**Short exercise**
Retype all of the listing exactly, passing over any picture you find.

**Material for the task**
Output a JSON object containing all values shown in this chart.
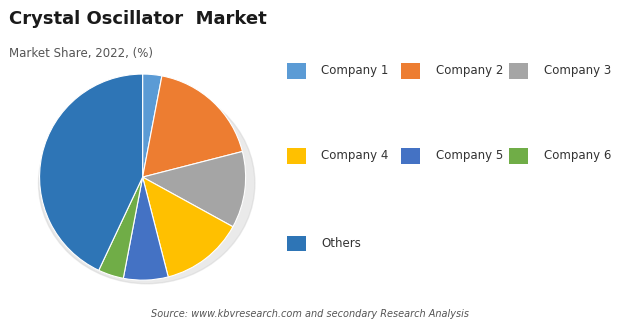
{
  "title": "Crystal Oscillator  Market",
  "subtitle": "Market Share, 2022, (%)",
  "source_text": "Source: www.kbvresearch.com and secondary Research Analysis",
  "labels": [
    "Company 1",
    "Company 2",
    "Company 3",
    "Company 4",
    "Company 5",
    "Company 6",
    "Others"
  ],
  "values": [
    3,
    18,
    12,
    13,
    7,
    4,
    43
  ],
  "colors": [
    "#5B9BD5",
    "#ED7D31",
    "#A5A5A5",
    "#FFC000",
    "#4472C4",
    "#70AD47",
    "#2E75B6"
  ],
  "background_color": "#FFFFFF",
  "startangle": 90
}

**Answer to this task**
Output a JSON object containing all values shown in this chart.
{
  "title": "Crystal Oscillator  Market",
  "subtitle": "Market Share, 2022, (%)",
  "source_text": "Source: www.kbvresearch.com and secondary Research Analysis",
  "labels": [
    "Company 1",
    "Company 2",
    "Company 3",
    "Company 4",
    "Company 5",
    "Company 6",
    "Others"
  ],
  "values": [
    3,
    18,
    12,
    13,
    7,
    4,
    43
  ],
  "colors": [
    "#5B9BD5",
    "#ED7D31",
    "#A5A5A5",
    "#FFC000",
    "#4472C4",
    "#70AD47",
    "#2E75B6"
  ],
  "background_color": "#FFFFFF",
  "startangle": 90
}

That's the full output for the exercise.